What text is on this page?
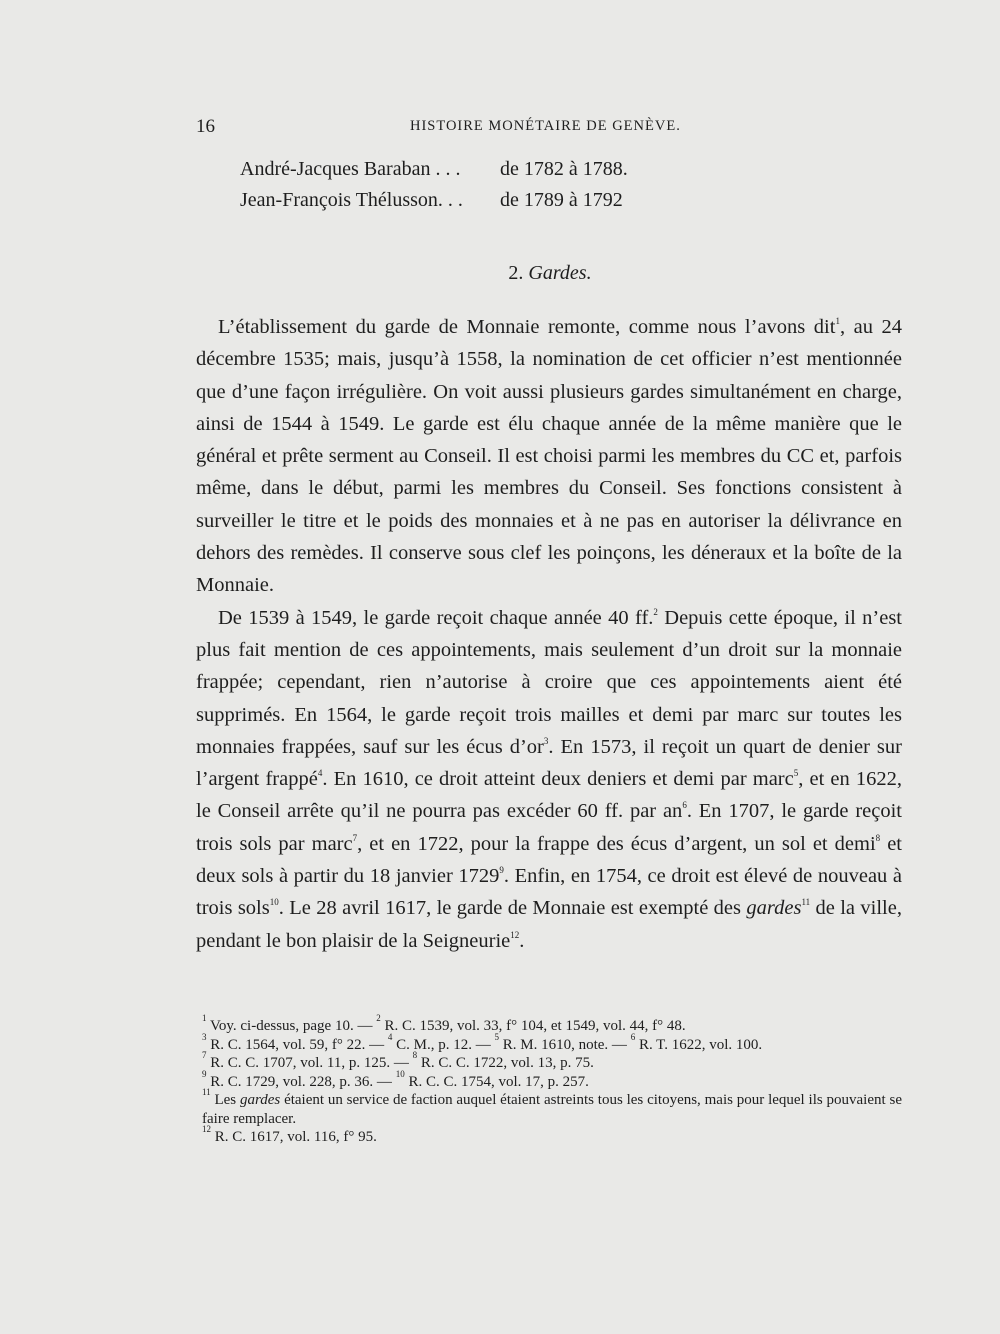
16	HISTOIRE MONÉTAIRE DE GENÈVE.
André-Jacques Baraban . . .	de 1782 à 1788.
Jean-François Thélusson. . .	de 1789 à 1792
2. Gardes.

L’établissement du garde de Monnaie remonte, comme nous l’avons dit$^1$, au 24 décembre 1535; mais, jusqu’à 1558, la nomination de cet officier n’est mentionnée que d’une façon irrégulière. On voit aussi plusieurs gardes simultanément en charge, ainsi de 1544 à 1549. Le garde est élu chaque année de la même manière que le général et prête serment au Conseil. Il est choisi parmi les membres du CC et, parfois même, dans le début, parmi les membres du Conseil. Ses fonctions consistent à surveiller le titre et le poids des monnaies et à ne pas en autoriser la délivrance en dehors des remèdes. Il conserve sous clef les poinçons, les déneraux et la boîte de la Monnaie.

De 1539 à 1549, le garde reçoit chaque année 40 ff.$^2$ Depuis cette époque, il n’est plus fait mention de ces appointements, mais seulement d’un droit sur la monnaie frappée; cependant, rien n’autorise à croire que ces appointements aient été supprimés. En 1564, le garde reçoit trois mailles et demi par marc sur toutes les monnaies frappées, sauf sur les écus $d’or^3$. En 1573, il reçoit un quart de denier sur l’argent frappé$^4$. En 1610, ce droit atteint deux deniers et demi par marc$^5$, et en 1622, le Conseil arrête qu’il ne pourra pas excéder 60 ff. par $an^6$. En 1707, le garde reçoit trois sols par marc$^7$, et en 1722, pour la frappe des écus d’argent, un sol et demi$^8$ et deux sols à partir du 18 janvier 1729$^9$. Enfin, en 1754, ce droit est élevé de nouveau à trois sols$^{10}$. Le 28 avril 1617, le garde de Monnaie est exempté des gardes$^{11}$ de la ville, pendant le bon plaisir de la Seigneurie$^{12}$.

$^1$ Voy. ci-dessus, page 10. — $^2$ R. C. 1539, vol. 33, f° 104, et 1549, vol. 44, f° 48.
$^3$ R. C. 1564, vol. 59, f° 22. — $^4$ C. M., p. 12. — $^5$ R. M. 1610, note. — $^6$ R. T. 1622, vol. 100.
$^7$ R. C. C. 1707, vol. 11, p. 125. — $^8$ R. C. C. 1722, vol. 13, p. 75.
$^9$ R. C. 1729, vol. 228, p. 36. — $^{10}$ R. C. C. 1754, vol. 17, p. 257.
$^{11}$ Les gardes étaient un service de faction auquel étaient astreints tous les citoyens, mais pour lequel ils pouvaient se faire remplacer.
$^{12}$ R. C. 1617, vol. 116, f° 95.
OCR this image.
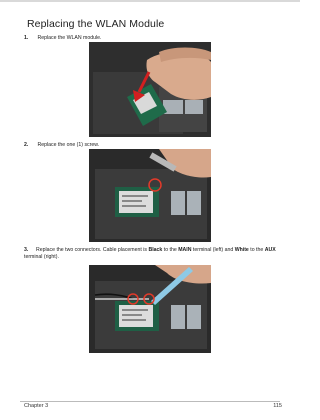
Replacing the WLAN Module
1. Replace the WLAN module.
2. Replace the one (1) screw.
3. Replace the two connectors. Cable placement is Black to the MAIN terminal (left) and White to the AUX terminal (right).
Chapter 3	115
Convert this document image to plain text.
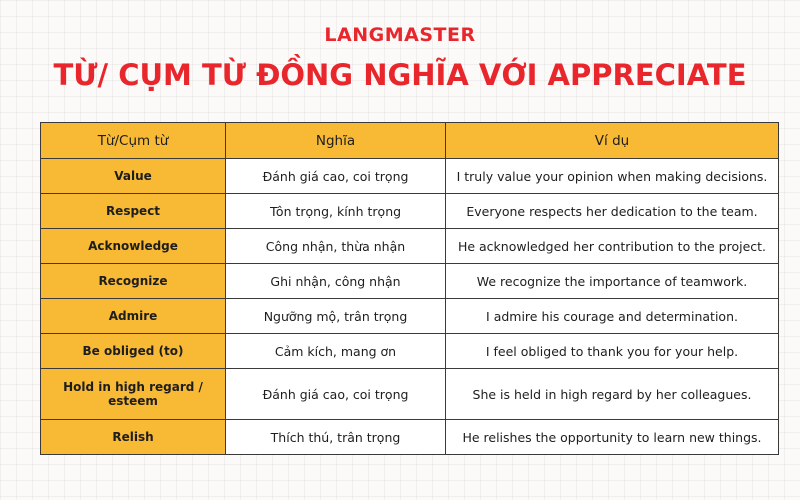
LANGMASTER
TỪ/ CỤM TỪ ĐỒNG NGHĨA VỚI APPRECIATE
Từ/Cụm từ	Nghĩa	Ví dụ
Value	Đánh giá cao, coi trọng	I truly value your opinion when making decisions.
Respect	Tôn trọng, kính trọng	Everyone respects her dedication to the team.
Acknowledge	Công nhận, thừa nhận	He acknowledged her contribution to the project.
Recognize	Ghi nhận, công nhận	We recognize the importance of teamwork.
Admire	Ngưỡng mộ, trân trọng	I admire his courage and determination.
Be obliged (to)	Cảm kích, mang ơn	I feel obliged to thank you for your help.
Hold in high regard / esteem	Đánh giá cao, coi trọng	She is held in high regard by her colleagues.
Relish	Thích thú, trân trọng	He relishes the opportunity to learn new things.
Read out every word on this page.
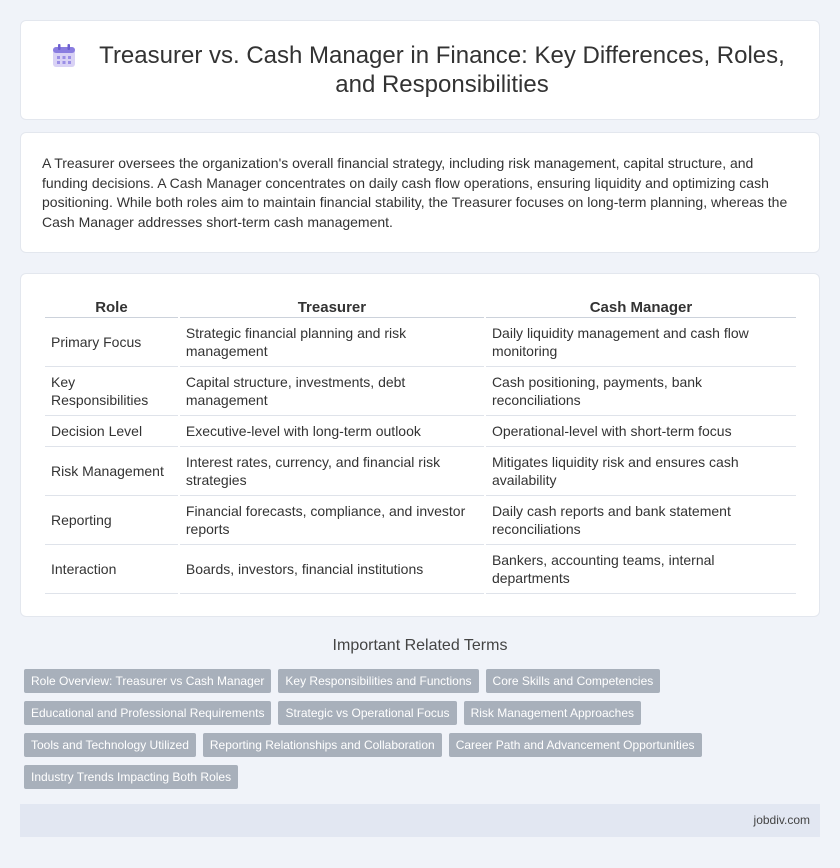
Treasurer vs. Cash Manager in Finance: Key Differences, Roles, and Responsibilities

A Treasurer oversees the organization's overall financial strategy, including risk management, capital structure, and funding decisions. A Cash Manager concentrates on daily cash flow operations, ensuring liquidity and optimizing cash positioning. While both roles aim to maintain financial stability, the Treasurer focuses on long-term planning, whereas the Cash Manager addresses short-term cash management.

Role	Treasurer	Cash Manager
Primary Focus	Strategic financial planning and risk management	Daily liquidity management and cash flow monitoring
Key Responsibilities	Capital structure, investments, debt management	Cash positioning, payments, bank reconciliations
Decision Level	Executive-level with long-term outlook	Operational-level with short-term focus
Risk Management	Interest rates, currency, and financial risk strategies	Mitigates liquidity risk and ensures cash availability
Reporting	Financial forecasts, compliance, and investor reports	Daily cash reports and bank statement reconciliations
Interaction	Boards, investors, financial institutions	Bankers, accounting teams, internal departments
Important Related Terms
Role Overview: Treasurer vs Cash Manager	Key Responsibilities and Functions	Core Skills and Competencies
Educational and Professional Requirements	Strategic vs Operational Focus	Risk Management Approaches
Tools and Technology Utilized	Reporting Relationships and Collaboration	Career Path and Advancement Opportunities
Industry Trends Impacting Both Roles
jobdiv.com
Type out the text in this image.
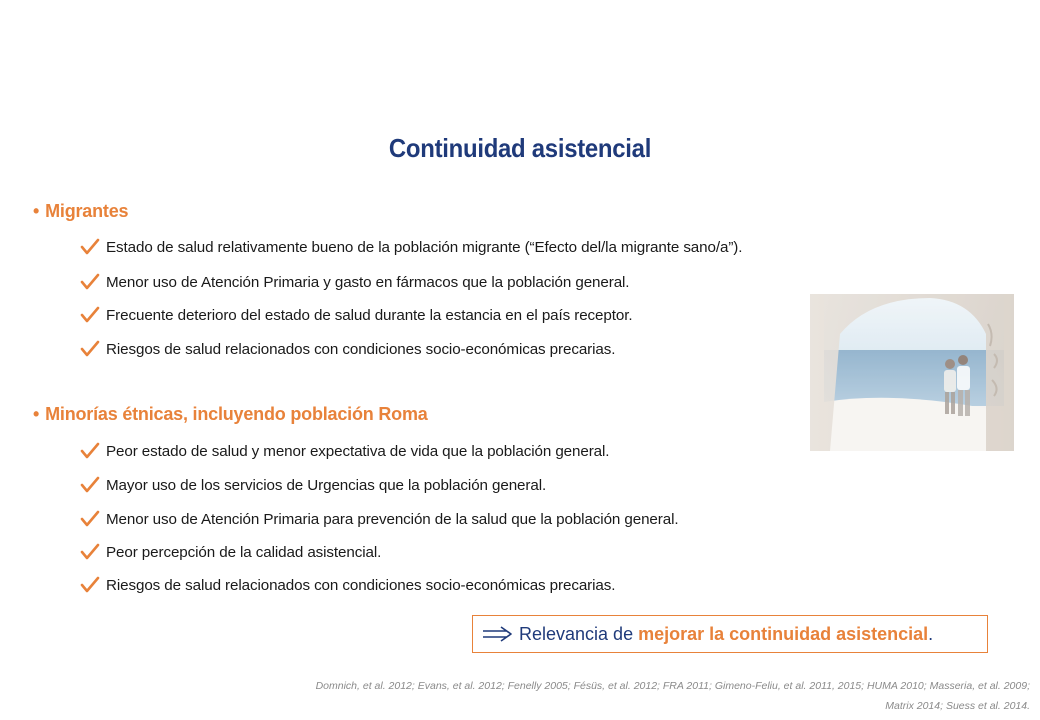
Continuidad asistencial
• Migrantes
Estado de salud relativamente bueno de la población migrante (“Efecto del/la migrante sano/a”).
Menor uso de Atención Primaria y gasto en fármacos que la población general.
Frecuente deterioro del estado de salud durante la estancia en el país receptor.
Riesgos de salud relacionados con condiciones socio-económicas precarias.
• Minorías étnicas, incluyendo población Roma
Peor estado de salud y menor expectativa de vida que la población general.
Mayor uso de los servicios de Urgencias que la población general.
Menor uso de Atención Primaria para prevención de la salud que la población general.
Peor percepción de la calidad asistencial.
Riesgos de salud relacionados con condiciones socio-económicas precarias.
Relevancia de mejorar la continuidad asistencial .
Domnich, et al. 2012; Evans, et al. 2012; Fenelly 2005; Fésüs, et al. 2012; FRA 2011; Gimeno-Feliu, et al. 2011, 2015; HUMA 2010; Masseria, et al. 2009;
Matrix 2014; Suess et al. 2014.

◇ ◇ ◇ ◇ ◇

Each line above is to be copied verbatim. Drop any image from the copy.

THE OUTPUT =
What text is on this page?
16	HISTOIRE MONÉTAIRE DE GENÈVE.
André-Jacques Baraban . . .	de 1782 à 1788.
Jean-François Thélusson. . .	de 1789 à 1792
2. Gardes.

L’établissement du garde de Monnaie remonte, comme nous l’avons dit$^1$, au 24 décembre 1535; mais, jusqu’à 1558, la nomination de cet officier n’est mentionnée que d’une façon irrégulière. On voit aussi plusieurs gardes simultanément en charge, ainsi de 1544 à 1549. Le garde est élu chaque année de la même manière que le général et prête serment au Conseil. Il est choisi parmi les membres du CC et, parfois même, dans le début, parmi les membres du Conseil. Ses fonctions consistent à surveiller le titre et le poids des monnaies et à ne pas en autoriser la délivrance en dehors des remèdes. Il conserve sous clef les poinçons, les déneraux et la boîte de la Monnaie.

De 1539 à 1549, le garde reçoit chaque année 40 ff.$^2$ Depuis cette époque, il n’est plus fait mention de ces appointements, mais seulement d’un droit sur la monnaie frappée; cependant, rien n’autorise à croire que ces appointements aient été supprimés. En 1564, le garde reçoit trois mailles et demi par marc sur toutes les monnaies frappées, sauf sur les écus $d’or^3$. En 1573, il reçoit un quart de denier sur l’argent frappé$^4$. En 1610, ce droit atteint deux deniers et demi par marc$^5$, et en 1622, le Conseil arrête qu’il ne pourra pas excéder 60 ff. par $an^6$. En 1707, le garde reçoit trois sols par marc$^7$, et en 1722, pour la frappe des écus d’argent, un sol et demi$^8$ et deux sols à partir du 18 janvier 1729$^9$. Enfin, en 1754, ce droit est élevé de nouveau à trois sols$^{10}$. Le 28 avril 1617, le garde de Monnaie est exempté des gardes$^{11}$ de la ville, pendant le bon plaisir de la Seigneurie$^{12}$.

$^1$ Voy. ci-dessus, page 10. — $^2$ R. C. 1539, vol. 33, f° 104, et 1549, vol. 44, f° 48.
$^3$ R. C. 1564, vol. 59, f° 22. — $^4$ C. M., p. 12. — $^5$ R. M. 1610, note. — $^6$ R. T. 1622, vol. 100.
$^7$ R. C. C. 1707, vol. 11, p. 125. — $^8$ R. C. C. 1722, vol. 13, p. 75.
$^9$ R. C. 1729, vol. 228, p. 36. — $^{10}$ R. C. C. 1754, vol. 17, p. 257.
$^{11}$ Les gardes étaient un service de faction auquel étaient astreints tous les citoyens, mais pour lequel ils pouvaient se faire remplacer.
$^{12}$ R. C. 1617, vol. 116, f° 95.
OCR this image.
Replacing the WLAN Module
1. Replace the WLAN module.
2. Replace the one (1) screw.
3. Replace the two connectors. Cable placement is Black to the MAIN terminal (left) and White to the AUX terminal (right).
Chapter 3	115
Convert this document image to plain text.
LANGMASTER
TỪ/ CỤM TỪ ĐỒNG NGHĨA VỚI APPRECIATE
Từ/Cụm từ	Nghĩa	Ví dụ
Value	Đánh giá cao, coi trọng	I truly value your opinion when making decisions.
Respect	Tôn trọng, kính trọng	Everyone respects her dedication to the team.
Acknowledge	Công nhận, thừa nhận	He acknowledged her contribution to the project.
Recognize	Ghi nhận, công nhận	We recognize the importance of teamwork.
Admire	Ngưỡng mộ, trân trọng	I admire his courage and determination.
Be obliged (to)	Cảm kích, mang ơn	I feel obliged to thank you for your help.
Hold in high regard / esteem	Đánh giá cao, coi trọng	She is held in high regard by her colleagues.
Relish	Thích thú, trân trọng	He relishes the opportunity to learn new things.
Read out every word on this page.
Treasurer vs. Cash Manager in Finance: Key Differences, Roles, and Responsibilities

A Treasurer oversees the organization's overall financial strategy, including risk management, capital structure, and funding decisions. A Cash Manager concentrates on daily cash flow operations, ensuring liquidity and optimizing cash positioning. While both roles aim to maintain financial stability, the Treasurer focuses on long-term planning, whereas the Cash Manager addresses short-term cash management.

Role	Treasurer	Cash Manager
Primary Focus	Strategic financial planning and risk management	Daily liquidity management and cash flow monitoring
Key Responsibilities	Capital structure, investments, debt management	Cash positioning, payments, bank reconciliations
Decision Level	Executive-level with long-term outlook	Operational-level with short-term focus
Risk Management	Interest rates, currency, and financial risk strategies	Mitigates liquidity risk and ensures cash availability
Reporting	Financial forecasts, compliance, and investor reports	Daily cash reports and bank statement reconciliations
Interaction	Boards, investors, financial institutions	Bankers, accounting teams, internal departments
Important Related Terms
Role Overview: Treasurer vs Cash Manager	Key Responsibilities and Functions	Core Skills and Competencies
Educational and Professional Requirements	Strategic vs Operational Focus	Risk Management Approaches
Tools and Technology Utilized	Reporting Relationships and Collaboration	Career Path and Advancement Opportunities
Industry Trends Impacting Both Roles
jobdiv.com
Type out the text in this image.
Continuidad asistencial
• Migrantes
Estado de salud relativamente bueno de la población migrante (“Efecto del/la migrante sano/a”).
Menor uso de Atención Primaria y gasto en fármacos que la población general.
Frecuente deterioro del estado de salud durante la estancia en el país receptor.
Riesgos de salud relacionados con condiciones socio-económicas precarias.
• Minorías étnicas, incluyendo población Roma
Peor estado de salud y menor expectativa de vida que la población general.
Mayor uso de los servicios de Urgencias que la población general.
Menor uso de Atención Primaria para prevención de la salud que la población general.
Peor percepción de la calidad asistencial.
Riesgos de salud relacionados con condiciones socio-económicas precarias.
Relevancia de mejorar la continuidad asistencial .
Domnich, et al. 2012; Evans, et al. 2012; Fenelly 2005; Fésüs, et al. 2012; FRA 2011; Gimeno-Feliu, et al. 2011, 2015; HUMA 2010; Masseria, et al. 2009;
Matrix 2014; Suess et al. 2014.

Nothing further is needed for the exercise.